● **PROBLEM TO WORK ON**
Return all of the entries exactly, with nothing added or left out.

(Raw records)
==*==

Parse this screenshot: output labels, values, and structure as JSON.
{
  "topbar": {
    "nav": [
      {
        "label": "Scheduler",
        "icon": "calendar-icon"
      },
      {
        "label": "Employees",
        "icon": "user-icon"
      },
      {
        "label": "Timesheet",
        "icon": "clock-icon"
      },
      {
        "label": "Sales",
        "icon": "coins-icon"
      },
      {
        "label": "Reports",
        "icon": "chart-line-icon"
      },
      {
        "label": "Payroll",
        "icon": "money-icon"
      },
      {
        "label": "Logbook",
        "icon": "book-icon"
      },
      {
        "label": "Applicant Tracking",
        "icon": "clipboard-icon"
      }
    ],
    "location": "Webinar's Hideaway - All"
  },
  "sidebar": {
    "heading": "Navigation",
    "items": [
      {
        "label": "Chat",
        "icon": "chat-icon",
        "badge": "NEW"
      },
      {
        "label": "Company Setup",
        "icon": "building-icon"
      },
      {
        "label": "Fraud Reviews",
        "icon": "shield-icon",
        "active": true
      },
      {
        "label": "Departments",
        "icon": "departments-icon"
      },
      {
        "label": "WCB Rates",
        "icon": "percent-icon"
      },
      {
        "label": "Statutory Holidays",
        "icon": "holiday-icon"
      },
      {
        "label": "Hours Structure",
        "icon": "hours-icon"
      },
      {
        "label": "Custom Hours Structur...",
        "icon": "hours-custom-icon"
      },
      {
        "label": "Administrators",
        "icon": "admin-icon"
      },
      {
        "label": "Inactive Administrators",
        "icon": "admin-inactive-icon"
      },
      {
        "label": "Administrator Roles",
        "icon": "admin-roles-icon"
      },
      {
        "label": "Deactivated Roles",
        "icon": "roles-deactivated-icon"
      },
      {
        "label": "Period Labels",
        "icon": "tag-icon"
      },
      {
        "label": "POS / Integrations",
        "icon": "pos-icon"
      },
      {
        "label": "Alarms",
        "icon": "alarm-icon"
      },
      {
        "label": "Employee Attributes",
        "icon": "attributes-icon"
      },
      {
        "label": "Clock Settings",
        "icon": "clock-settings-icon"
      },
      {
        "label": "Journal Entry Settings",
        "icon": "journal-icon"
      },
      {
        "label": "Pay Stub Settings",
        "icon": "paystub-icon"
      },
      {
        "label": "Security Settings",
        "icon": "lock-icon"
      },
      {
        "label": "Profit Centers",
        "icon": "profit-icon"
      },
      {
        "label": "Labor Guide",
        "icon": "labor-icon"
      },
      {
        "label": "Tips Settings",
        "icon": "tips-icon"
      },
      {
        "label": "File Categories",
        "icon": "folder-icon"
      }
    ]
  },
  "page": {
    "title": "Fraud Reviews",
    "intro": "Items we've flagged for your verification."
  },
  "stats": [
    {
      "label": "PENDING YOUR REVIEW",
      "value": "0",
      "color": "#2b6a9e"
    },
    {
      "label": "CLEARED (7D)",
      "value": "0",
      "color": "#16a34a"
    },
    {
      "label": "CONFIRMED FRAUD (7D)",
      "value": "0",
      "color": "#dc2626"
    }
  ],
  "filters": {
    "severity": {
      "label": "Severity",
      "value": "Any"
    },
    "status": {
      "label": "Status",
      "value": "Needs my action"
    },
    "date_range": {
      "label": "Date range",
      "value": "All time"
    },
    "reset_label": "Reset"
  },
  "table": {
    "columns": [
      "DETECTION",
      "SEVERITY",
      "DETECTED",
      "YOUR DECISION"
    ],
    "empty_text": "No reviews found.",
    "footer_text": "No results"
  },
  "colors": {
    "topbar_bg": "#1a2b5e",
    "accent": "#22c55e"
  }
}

==*==

● **FULL OUTPUT**
Parse this screenshot: output labels, values, and structure as JSON.
{
  "topbar": {
    "nav": [
      {
        "label": "Scheduler",
        "icon": "calendar-icon"
      },
      {
        "label": "Employees",
        "icon": "user-icon"
      },
      {
        "label": "Timesheet",
        "icon": "clock-icon"
      },
      {
        "label": "Sales",
        "icon": "coins-icon"
      },
      {
        "label": "Reports",
        "icon": "chart-line-icon"
      },
      {
        "label": "Payroll",
        "icon": "money-icon"
      },
      {
        "label": "Logbook",
        "icon": "book-icon"
      },
      {
        "label": "Applicant Tracking",
        "icon": "clipboard-icon"
      }
    ],
    "location": "Webinar's Hideaway - All"
  },
  "sidebar": {
    "heading": "Navigation",
    "items": [
      {
        "label": "Chat",
        "icon": "chat-icon",
        "badge": "NEW"
      },
      {
        "label": "Company Setup",
        "icon": "building-icon"
      },
      {
        "label": "Fraud Reviews",
        "icon": "shield-icon",
        "active": true
      },
      {
        "label": "Departments",
        "icon": "departments-icon"
      },
      {
        "label": "WCB Rates",
        "icon": "percent-icon"
      },
      {
        "label": "Statutory Holidays",
        "icon": "holiday-icon"
      },
      {
        "label": "Hours Structure",
        "icon": "hours-icon"
      },
      {
        "label": "Custom Hours Structur...",
        "icon": "hours-custom-icon"
      },
      {
        "label": "Administrators",
        "icon": "admin-icon"
      },
      {
        "label": "Inactive Administrators",
        "icon": "admin-inactive-icon"
      },
      {
        "label": "Administrator Roles",
        "icon": "admin-roles-icon"
      },
      {
        "label": "Deactivated Roles",
        "icon": "roles-deactivated-icon"
      },
      {
        "label": "Period Labels",
        "icon": "tag-icon"
      },
      {
        "label": "POS / Integrations",
        "icon": "pos-icon"
      },
      {
        "label": "Alarms",
        "icon": "alarm-icon"
      },
      {
        "label": "Employee Attributes",
        "icon": "attributes-icon"
      },
      {
        "label": "Clock Settings",
        "icon": "clock-settings-icon"
      },
      {
        "label": "Journal Entry Settings",
        "icon": "journal-icon"
      },
      {
        "label": "Pay Stub Settings",
        "icon": "paystub-icon"
      },
      {
        "label": "Security Settings",
        "icon": "lock-icon"
      },
      {
        "label": "Profit Centers",
        "icon": "profit-icon"
      },
      {
        "label": "Labor Guide",
        "icon": "labor-icon"
      },
      {
        "label": "Tips Settings",
        "icon": "tips-icon"
      },
      {
        "label": "File Categories",
        "icon": "folder-icon"
      }
    ]
  },
  "page": {
    "title": "Fraud Reviews",
    "intro": "Items we've flagged for your verification."
  },
  "stats": [
    {
      "label": "PENDING YOUR REVIEW",
      "value": "0",
      "color": "#2b6a9e"
    },
    {
      "label": "CLEARED (7D)",
      "value": "0",
      "color": "#16a34a"
    },
    {
      "label": "CONFIRMED FRAUD (7D)",
      "value": "0",
      "color": "#dc2626"
    }
  ],
  "filters": {
    "severity": {
      "label": "Severity",
      "value": "Any"
    },
    "status": {
      "label": "Status",
      "value": "Needs my action"
    },
    "date_range": {
      "label": "Date range",
      "value": "All time"
    },
    "reset_label": "Reset"
  },
  "table": {
    "columns": [
      "DETECTION",
      "SEVERITY",
      "DETECTED",
      "YOUR DECISION"
    ],
    "empty_text": "No reviews found.",
    "footer_text": "No results"
  },
  "colors": {
    "topbar_bg": "#1a2b5e",
    "accent": "#22c55e"
  }
}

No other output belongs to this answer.